*** Task input Section Begins ***

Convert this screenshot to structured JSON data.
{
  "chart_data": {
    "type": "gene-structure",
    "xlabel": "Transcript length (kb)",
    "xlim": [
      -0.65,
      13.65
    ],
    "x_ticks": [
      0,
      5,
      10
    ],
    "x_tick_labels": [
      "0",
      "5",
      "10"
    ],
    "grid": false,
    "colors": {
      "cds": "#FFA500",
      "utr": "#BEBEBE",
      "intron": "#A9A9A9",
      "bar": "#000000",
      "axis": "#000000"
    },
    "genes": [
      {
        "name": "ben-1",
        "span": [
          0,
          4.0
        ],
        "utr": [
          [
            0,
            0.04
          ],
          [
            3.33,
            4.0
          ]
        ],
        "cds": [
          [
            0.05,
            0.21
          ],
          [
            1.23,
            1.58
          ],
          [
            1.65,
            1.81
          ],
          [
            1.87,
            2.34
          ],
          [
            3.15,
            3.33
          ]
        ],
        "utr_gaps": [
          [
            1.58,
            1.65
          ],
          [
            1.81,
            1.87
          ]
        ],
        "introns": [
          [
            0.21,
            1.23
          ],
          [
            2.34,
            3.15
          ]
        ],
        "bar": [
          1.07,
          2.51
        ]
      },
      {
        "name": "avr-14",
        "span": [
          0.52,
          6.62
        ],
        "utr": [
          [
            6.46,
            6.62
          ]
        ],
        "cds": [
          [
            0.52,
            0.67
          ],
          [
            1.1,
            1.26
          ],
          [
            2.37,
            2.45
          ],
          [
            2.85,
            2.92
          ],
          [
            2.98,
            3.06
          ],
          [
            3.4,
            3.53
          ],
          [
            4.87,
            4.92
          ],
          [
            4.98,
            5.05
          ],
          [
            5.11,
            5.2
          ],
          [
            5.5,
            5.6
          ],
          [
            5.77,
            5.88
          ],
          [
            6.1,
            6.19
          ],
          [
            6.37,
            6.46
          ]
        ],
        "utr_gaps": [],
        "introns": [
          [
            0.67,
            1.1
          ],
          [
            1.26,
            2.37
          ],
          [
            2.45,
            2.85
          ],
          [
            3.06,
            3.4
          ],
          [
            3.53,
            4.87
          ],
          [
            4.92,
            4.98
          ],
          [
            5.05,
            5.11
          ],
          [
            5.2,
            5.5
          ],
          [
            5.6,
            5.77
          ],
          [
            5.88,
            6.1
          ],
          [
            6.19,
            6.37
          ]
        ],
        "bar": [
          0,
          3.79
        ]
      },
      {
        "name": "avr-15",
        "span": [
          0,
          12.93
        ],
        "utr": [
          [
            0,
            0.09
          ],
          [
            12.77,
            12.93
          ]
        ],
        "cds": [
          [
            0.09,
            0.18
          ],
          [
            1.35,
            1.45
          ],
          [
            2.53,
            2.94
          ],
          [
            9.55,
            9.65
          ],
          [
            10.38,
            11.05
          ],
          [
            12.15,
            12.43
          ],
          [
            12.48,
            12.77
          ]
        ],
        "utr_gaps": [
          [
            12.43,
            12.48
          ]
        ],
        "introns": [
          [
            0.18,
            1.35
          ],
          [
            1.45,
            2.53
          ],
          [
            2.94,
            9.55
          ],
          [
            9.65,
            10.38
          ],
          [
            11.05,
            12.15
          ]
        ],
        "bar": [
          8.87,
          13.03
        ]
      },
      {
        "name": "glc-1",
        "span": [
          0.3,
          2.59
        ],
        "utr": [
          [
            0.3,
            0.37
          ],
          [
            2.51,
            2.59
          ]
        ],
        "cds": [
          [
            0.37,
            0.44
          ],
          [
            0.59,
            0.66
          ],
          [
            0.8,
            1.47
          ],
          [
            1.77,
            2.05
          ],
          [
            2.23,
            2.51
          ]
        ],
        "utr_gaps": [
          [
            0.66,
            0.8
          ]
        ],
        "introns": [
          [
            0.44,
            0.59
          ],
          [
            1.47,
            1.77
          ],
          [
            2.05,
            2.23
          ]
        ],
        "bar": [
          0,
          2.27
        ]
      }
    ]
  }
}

*** Task input Section Ends ***

Try it -> Reproduce all of the records precisely. No word may differ.

Result for this task ->
Convert this screenshot to structured JSON data.
{
  "chart_data": {
    "type": "gene-structure",
    "xlabel": "Transcript length (kb)",
    "xlim": [
      -0.65,
      13.65
    ],
    "x_ticks": [
      0,
      5,
      10
    ],
    "x_tick_labels": [
      "0",
      "5",
      "10"
    ],
    "grid": false,
    "colors": {
      "cds": "#FFA500",
      "utr": "#BEBEBE",
      "intron": "#A9A9A9",
      "bar": "#000000",
      "axis": "#000000"
    },
    "genes": [
      {
        "name": "ben-1",
        "span": [
          0,
          4.0
        ],
        "utr": [
          [
            0,
            0.04
          ],
          [
            3.33,
            4.0
          ]
        ],
        "cds": [
          [
            0.05,
            0.21
          ],
          [
            1.23,
            1.58
          ],
          [
            1.65,
            1.81
          ],
          [
            1.87,
            2.34
          ],
          [
            3.15,
            3.33
          ]
        ],
        "utr_gaps": [
          [
            1.58,
            1.65
          ],
          [
            1.81,
            1.87
          ]
        ],
        "introns": [
          [
            0.21,
            1.23
          ],
          [
            2.34,
            3.15
          ]
        ],
        "bar": [
          1.07,
          2.51
        ]
      },
      {
        "name": "avr-14",
        "span": [
          0.52,
          6.62
        ],
        "utr": [
          [
            6.46,
            6.62
          ]
        ],
        "cds": [
          [
            0.52,
            0.67
          ],
          [
            1.1,
            1.26
          ],
          [
            2.37,
            2.45
          ],
          [
            2.85,
            2.92
          ],
          [
            2.98,
            3.06
          ],
          [
            3.4,
            3.53
          ],
          [
            4.87,
            4.92
          ],
          [
            4.98,
            5.05
          ],
          [
            5.11,
            5.2
          ],
          [
            5.5,
            5.6
          ],
          [
            5.77,
            5.88
          ],
          [
            6.1,
            6.19
          ],
          [
            6.37,
            6.46
          ]
        ],
        "utr_gaps": [],
        "introns": [
          [
            0.67,
            1.1
          ],
          [
            1.26,
            2.37
          ],
          [
            2.45,
            2.85
          ],
          [
            3.06,
            3.4
          ],
          [
            3.53,
            4.87
          ],
          [
            4.92,
            4.98
          ],
          [
            5.05,
            5.11
          ],
          [
            5.2,
            5.5
          ],
          [
            5.6,
            5.77
          ],
          [
            5.88,
            6.1
          ],
          [
            6.19,
            6.37
          ]
        ],
        "bar": [
          0,
          3.79
        ]
      },
      {
        "name": "avr-15",
        "span": [
          0,
          12.93
        ],
        "utr": [
          [
            0,
            0.09
          ],
          [
            12.77,
            12.93
          ]
        ],
        "cds": [
          [
            0.09,
            0.18
          ],
          [
            1.35,
            1.45
          ],
          [
            2.53,
            2.94
          ],
          [
            9.55,
            9.65
          ],
          [
            10.38,
            11.05
          ],
          [
            12.15,
            12.43
          ],
          [
            12.48,
            12.77
          ]
        ],
        "utr_gaps": [
          [
            12.43,
            12.48
          ]
        ],
        "introns": [
          [
            0.18,
            1.35
          ],
          [
            1.45,
            2.53
          ],
          [
            2.94,
            9.55
          ],
          [
            9.65,
            10.38
          ],
          [
            11.05,
            12.15
          ]
        ],
        "bar": [
          8.87,
          13.03
        ]
      },
      {
        "name": "glc-1",
        "span": [
          0.3,
          2.59
        ],
        "utr": [
          [
            0.3,
            0.37
          ],
          [
            2.51,
            2.59
          ]
        ],
        "cds": [
          [
            0.37,
            0.44
          ],
          [
            0.59,
            0.66
          ],
          [
            0.8,
            1.47
          ],
          [
            1.77,
            2.05
          ],
          [
            2.23,
            2.51
          ]
        ],
        "utr_gaps": [
          [
            0.66,
            0.8
          ]
        ],
        "introns": [
          [
            0.44,
            0.59
          ],
          [
            1.47,
            1.77
          ],
          [
            2.05,
            2.23
          ]
        ],
        "bar": [
          0,
          2.27
        ]
      }
    ]
  }
}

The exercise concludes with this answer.